**The request:** Below is a set of records. Repeat all of them exactly.

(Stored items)

☆ ☆ ☆

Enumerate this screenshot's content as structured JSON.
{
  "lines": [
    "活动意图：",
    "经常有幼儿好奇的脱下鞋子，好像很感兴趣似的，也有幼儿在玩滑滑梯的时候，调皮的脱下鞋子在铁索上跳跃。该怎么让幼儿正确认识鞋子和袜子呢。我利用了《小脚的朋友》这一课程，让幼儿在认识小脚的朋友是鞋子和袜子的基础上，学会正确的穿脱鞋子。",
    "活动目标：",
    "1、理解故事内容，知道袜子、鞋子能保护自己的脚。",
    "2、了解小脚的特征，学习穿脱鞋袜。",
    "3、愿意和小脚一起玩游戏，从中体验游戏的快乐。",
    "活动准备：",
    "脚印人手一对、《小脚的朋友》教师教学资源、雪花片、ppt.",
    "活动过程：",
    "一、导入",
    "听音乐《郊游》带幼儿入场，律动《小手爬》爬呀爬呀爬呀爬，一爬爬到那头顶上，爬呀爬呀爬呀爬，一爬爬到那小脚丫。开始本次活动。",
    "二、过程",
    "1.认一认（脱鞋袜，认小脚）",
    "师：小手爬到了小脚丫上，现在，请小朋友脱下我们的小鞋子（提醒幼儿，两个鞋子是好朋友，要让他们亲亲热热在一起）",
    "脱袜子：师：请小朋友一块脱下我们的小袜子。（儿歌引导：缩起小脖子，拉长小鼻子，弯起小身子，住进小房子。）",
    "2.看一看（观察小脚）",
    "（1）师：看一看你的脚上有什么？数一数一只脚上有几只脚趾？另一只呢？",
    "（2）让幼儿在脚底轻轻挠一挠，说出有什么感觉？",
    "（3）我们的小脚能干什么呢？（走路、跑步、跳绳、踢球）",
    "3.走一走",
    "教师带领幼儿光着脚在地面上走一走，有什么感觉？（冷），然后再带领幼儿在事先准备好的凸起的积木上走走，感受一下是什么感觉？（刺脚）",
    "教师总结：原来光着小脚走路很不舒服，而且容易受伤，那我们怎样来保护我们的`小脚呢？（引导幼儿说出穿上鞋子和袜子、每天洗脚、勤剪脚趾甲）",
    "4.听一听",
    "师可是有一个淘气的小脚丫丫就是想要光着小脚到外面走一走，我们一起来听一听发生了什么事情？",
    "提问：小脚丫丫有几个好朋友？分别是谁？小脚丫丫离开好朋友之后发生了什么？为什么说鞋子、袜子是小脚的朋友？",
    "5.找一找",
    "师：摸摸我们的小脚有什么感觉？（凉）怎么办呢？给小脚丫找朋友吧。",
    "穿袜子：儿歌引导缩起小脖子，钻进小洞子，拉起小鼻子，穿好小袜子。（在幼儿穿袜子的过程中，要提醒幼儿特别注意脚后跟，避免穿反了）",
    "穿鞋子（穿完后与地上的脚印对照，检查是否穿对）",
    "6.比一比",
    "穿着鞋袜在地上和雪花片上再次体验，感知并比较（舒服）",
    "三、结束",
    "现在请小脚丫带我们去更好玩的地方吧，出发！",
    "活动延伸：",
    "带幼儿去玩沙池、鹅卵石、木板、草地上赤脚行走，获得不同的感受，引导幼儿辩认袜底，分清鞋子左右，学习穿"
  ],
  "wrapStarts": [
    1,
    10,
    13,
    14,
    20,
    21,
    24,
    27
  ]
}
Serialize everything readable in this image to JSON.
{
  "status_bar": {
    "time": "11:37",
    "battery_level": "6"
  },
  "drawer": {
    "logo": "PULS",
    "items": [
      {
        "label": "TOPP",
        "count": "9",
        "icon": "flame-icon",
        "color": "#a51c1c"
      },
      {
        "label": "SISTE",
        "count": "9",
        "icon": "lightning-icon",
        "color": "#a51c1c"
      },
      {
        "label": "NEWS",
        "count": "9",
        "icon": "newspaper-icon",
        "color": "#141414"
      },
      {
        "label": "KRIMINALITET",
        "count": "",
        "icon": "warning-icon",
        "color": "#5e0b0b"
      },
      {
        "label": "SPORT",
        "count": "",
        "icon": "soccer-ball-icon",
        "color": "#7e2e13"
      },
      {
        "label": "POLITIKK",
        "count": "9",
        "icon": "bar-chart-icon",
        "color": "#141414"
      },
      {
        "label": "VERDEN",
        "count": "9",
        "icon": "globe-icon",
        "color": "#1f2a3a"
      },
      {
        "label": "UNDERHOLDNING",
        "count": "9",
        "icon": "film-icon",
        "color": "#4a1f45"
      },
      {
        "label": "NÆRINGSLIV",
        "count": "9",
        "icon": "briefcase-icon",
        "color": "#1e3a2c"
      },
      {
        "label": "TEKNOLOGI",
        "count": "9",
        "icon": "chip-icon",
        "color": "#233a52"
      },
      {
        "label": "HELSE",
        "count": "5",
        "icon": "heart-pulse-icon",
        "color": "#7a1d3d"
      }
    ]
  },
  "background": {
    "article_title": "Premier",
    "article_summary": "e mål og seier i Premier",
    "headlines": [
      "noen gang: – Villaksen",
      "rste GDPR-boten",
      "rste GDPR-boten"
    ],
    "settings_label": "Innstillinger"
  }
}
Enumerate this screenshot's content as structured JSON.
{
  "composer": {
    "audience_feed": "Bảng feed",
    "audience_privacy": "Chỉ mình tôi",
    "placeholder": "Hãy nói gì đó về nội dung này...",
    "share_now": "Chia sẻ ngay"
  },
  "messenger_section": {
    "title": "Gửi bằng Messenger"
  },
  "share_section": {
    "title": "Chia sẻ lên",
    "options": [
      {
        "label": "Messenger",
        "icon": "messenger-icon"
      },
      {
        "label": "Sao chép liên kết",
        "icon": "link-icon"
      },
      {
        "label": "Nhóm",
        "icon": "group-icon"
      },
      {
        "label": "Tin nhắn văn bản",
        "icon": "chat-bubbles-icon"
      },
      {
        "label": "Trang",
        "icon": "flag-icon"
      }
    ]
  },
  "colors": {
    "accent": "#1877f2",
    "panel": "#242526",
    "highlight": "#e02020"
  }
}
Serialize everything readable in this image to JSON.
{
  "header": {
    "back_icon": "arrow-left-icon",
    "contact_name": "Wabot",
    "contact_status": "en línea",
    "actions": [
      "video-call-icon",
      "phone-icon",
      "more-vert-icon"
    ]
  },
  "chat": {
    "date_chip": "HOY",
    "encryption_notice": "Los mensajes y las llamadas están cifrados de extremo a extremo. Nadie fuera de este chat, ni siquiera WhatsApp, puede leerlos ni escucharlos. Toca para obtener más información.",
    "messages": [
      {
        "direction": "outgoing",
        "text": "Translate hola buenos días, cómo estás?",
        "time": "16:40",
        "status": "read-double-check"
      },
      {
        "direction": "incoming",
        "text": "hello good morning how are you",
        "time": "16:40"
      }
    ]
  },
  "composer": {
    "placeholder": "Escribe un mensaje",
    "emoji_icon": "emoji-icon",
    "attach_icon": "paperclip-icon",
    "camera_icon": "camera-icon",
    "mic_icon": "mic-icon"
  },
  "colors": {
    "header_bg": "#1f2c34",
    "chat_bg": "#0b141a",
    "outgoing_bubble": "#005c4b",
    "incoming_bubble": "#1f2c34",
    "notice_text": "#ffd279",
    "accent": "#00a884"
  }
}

☆ ☆ ☆

**Finished exercise:**
Enumerate this screenshot's content as structured JSON.
{
  "lines": [
    "活动意图：",
    "经常有幼儿好奇的脱下鞋子，好像很感兴趣似的，也有幼儿在玩滑滑梯的时候，调皮的脱下鞋子在铁索上跳跃。该怎么让幼儿正确认识鞋子和袜子呢。我利用了《小脚的朋友》这一课程，让幼儿在认识小脚的朋友是鞋子和袜子的基础上，学会正确的穿脱鞋子。",
    "活动目标：",
    "1、理解故事内容，知道袜子、鞋子能保护自己的脚。",
    "2、了解小脚的特征，学习穿脱鞋袜。",
    "3、愿意和小脚一起玩游戏，从中体验游戏的快乐。",
    "活动准备：",
    "脚印人手一对、《小脚的朋友》教师教学资源、雪花片、ppt.",
    "活动过程：",
    "一、导入",
    "听音乐《郊游》带幼儿入场，律动《小手爬》爬呀爬呀爬呀爬，一爬爬到那头顶上，爬呀爬呀爬呀爬，一爬爬到那小脚丫。开始本次活动。",
    "二、过程",
    "1.认一认（脱鞋袜，认小脚）",
    "师：小手爬到了小脚丫上，现在，请小朋友脱下我们的小鞋子（提醒幼儿，两个鞋子是好朋友，要让他们亲亲热热在一起）",
    "脱袜子：师：请小朋友一块脱下我们的小袜子。（儿歌引导：缩起小脖子，拉长小鼻子，弯起小身子，住进小房子。）",
    "2.看一看（观察小脚）",
    "（1）师：看一看你的脚上有什么？数一数一只脚上有几只脚趾？另一只呢？",
    "（2）让幼儿在脚底轻轻挠一挠，说出有什么感觉？",
    "（3）我们的小脚能干什么呢？（走路、跑步、跳绳、踢球）",
    "3.走一走",
    "教师带领幼儿光着脚在地面上走一走，有什么感觉？（冷），然后再带领幼儿在事先准备好的凸起的积木上走走，感受一下是什么感觉？（刺脚）",
    "教师总结：原来光着小脚走路很不舒服，而且容易受伤，那我们怎样来保护我们的`小脚呢？（引导幼儿说出穿上鞋子和袜子、每天洗脚、勤剪脚趾甲）",
    "4.听一听",
    "师可是有一个淘气的小脚丫丫就是想要光着小脚到外面走一走，我们一起来听一听发生了什么事情？",
    "提问：小脚丫丫有几个好朋友？分别是谁？小脚丫丫离开好朋友之后发生了什么？为什么说鞋子、袜子是小脚的朋友？",
    "5.找一找",
    "师：摸摸我们的小脚有什么感觉？（凉）怎么办呢？给小脚丫找朋友吧。",
    "穿袜子：儿歌引导缩起小脖子，钻进小洞子，拉起小鼻子，穿好小袜子。（在幼儿穿袜子的过程中，要提醒幼儿特别注意脚后跟，避免穿反了）",
    "穿鞋子（穿完后与地上的脚印对照，检查是否穿对）",
    "6.比一比",
    "穿着鞋袜在地上和雪花片上再次体验，感知并比较（舒服）",
    "三、结束",
    "现在请小脚丫带我们去更好玩的地方吧，出发！",
    "活动延伸：",
    "带幼儿去玩沙池、鹅卵石、木板、草地上赤脚行走，获得不同的感受，引导幼儿辩认袜底，分清鞋子左右，学习穿"
  ],
  "wrapStarts": [
    1,
    10,
    13,
    14,
    20,
    21,
    24,
    27
  ]
}
Serialize everything readable in this image to JSON.
{
  "status_bar": {
    "time": "11:37",
    "battery_level": "6"
  },
  "drawer": {
    "logo": "PULS",
    "items": [
      {
        "label": "TOPP",
        "count": "9",
        "icon": "flame-icon",
        "color": "#a51c1c"
      },
      {
        "label": "SISTE",
        "count": "9",
        "icon": "lightning-icon",
        "color": "#a51c1c"
      },
      {
        "label": "NEWS",
        "count": "9",
        "icon": "newspaper-icon",
        "color": "#141414"
      },
      {
        "label": "KRIMINALITET",
        "count": "",
        "icon": "warning-icon",
        "color": "#5e0b0b"
      },
      {
        "label": "SPORT",
        "count": "",
        "icon": "soccer-ball-icon",
        "color": "#7e2e13"
      },
      {
        "label": "POLITIKK",
        "count": "9",
        "icon": "bar-chart-icon",
        "color": "#141414"
      },
      {
        "label": "VERDEN",
        "count": "9",
        "icon": "globe-icon",
        "color": "#1f2a3a"
      },
      {
        "label": "UNDERHOLDNING",
        "count": "9",
        "icon": "film-icon",
        "color": "#4a1f45"
      },
      {
        "label": "NÆRINGSLIV",
        "count": "9",
        "icon": "briefcase-icon",
        "color": "#1e3a2c"
      },
      {
        "label": "TEKNOLOGI",
        "count": "9",
        "icon": "chip-icon",
        "color": "#233a52"
      },
      {
        "label": "HELSE",
        "count": "5",
        "icon": "heart-pulse-icon",
        "color": "#7a1d3d"
      }
    ]
  },
  "background": {
    "article_title": "Premier",
    "article_summary": "e mål og seier i Premier",
    "headlines": [
      "noen gang: – Villaksen",
      "rste GDPR-boten",
      "rste GDPR-boten"
    ],
    "settings_label": "Innstillinger"
  }
}
Enumerate this screenshot's content as structured JSON.
{
  "composer": {
    "audience_feed": "Bảng feed",
    "audience_privacy": "Chỉ mình tôi",
    "placeholder": "Hãy nói gì đó về nội dung này...",
    "share_now": "Chia sẻ ngay"
  },
  "messenger_section": {
    "title": "Gửi bằng Messenger"
  },
  "share_section": {
    "title": "Chia sẻ lên",
    "options": [
      {
        "label": "Messenger",
        "icon": "messenger-icon"
      },
      {
        "label": "Sao chép liên kết",
        "icon": "link-icon"
      },
      {
        "label": "Nhóm",
        "icon": "group-icon"
      },
      {
        "label": "Tin nhắn văn bản",
        "icon": "chat-bubbles-icon"
      },
      {
        "label": "Trang",
        "icon": "flag-icon"
      }
    ]
  },
  "colors": {
    "accent": "#1877f2",
    "panel": "#242526",
    "highlight": "#e02020"
  }
}
Serialize everything readable in this image to JSON.
{
  "header": {
    "back_icon": "arrow-left-icon",
    "contact_name": "Wabot",
    "contact_status": "en línea",
    "actions": [
      "video-call-icon",
      "phone-icon",
      "more-vert-icon"
    ]
  },
  "chat": {
    "date_chip": "HOY",
    "encryption_notice": "Los mensajes y las llamadas están cifrados de extremo a extremo. Nadie fuera de este chat, ni siquiera WhatsApp, puede leerlos ni escucharlos. Toca para obtener más información.",
    "messages": [
      {
        "direction": "outgoing",
        "text": "Translate hola buenos días, cómo estás?",
        "time": "16:40",
        "status": "read-double-check"
      },
      {
        "direction": "incoming",
        "text": "hello good morning how are you",
        "time": "16:40"
      }
    ]
  },
  "composer": {
    "placeholder": "Escribe un mensaje",
    "emoji_icon": "emoji-icon",
    "attach_icon": "paperclip-icon",
    "camera_icon": "camera-icon",
    "mic_icon": "mic-icon"
  },
  "colors": {
    "header_bg": "#1f2c34",
    "chat_bg": "#0b141a",
    "outgoing_bubble": "#005c4b",
    "incoming_bubble": "#1f2c34",
    "notice_text": "#ffd279",
    "accent": "#00a884"
  }
}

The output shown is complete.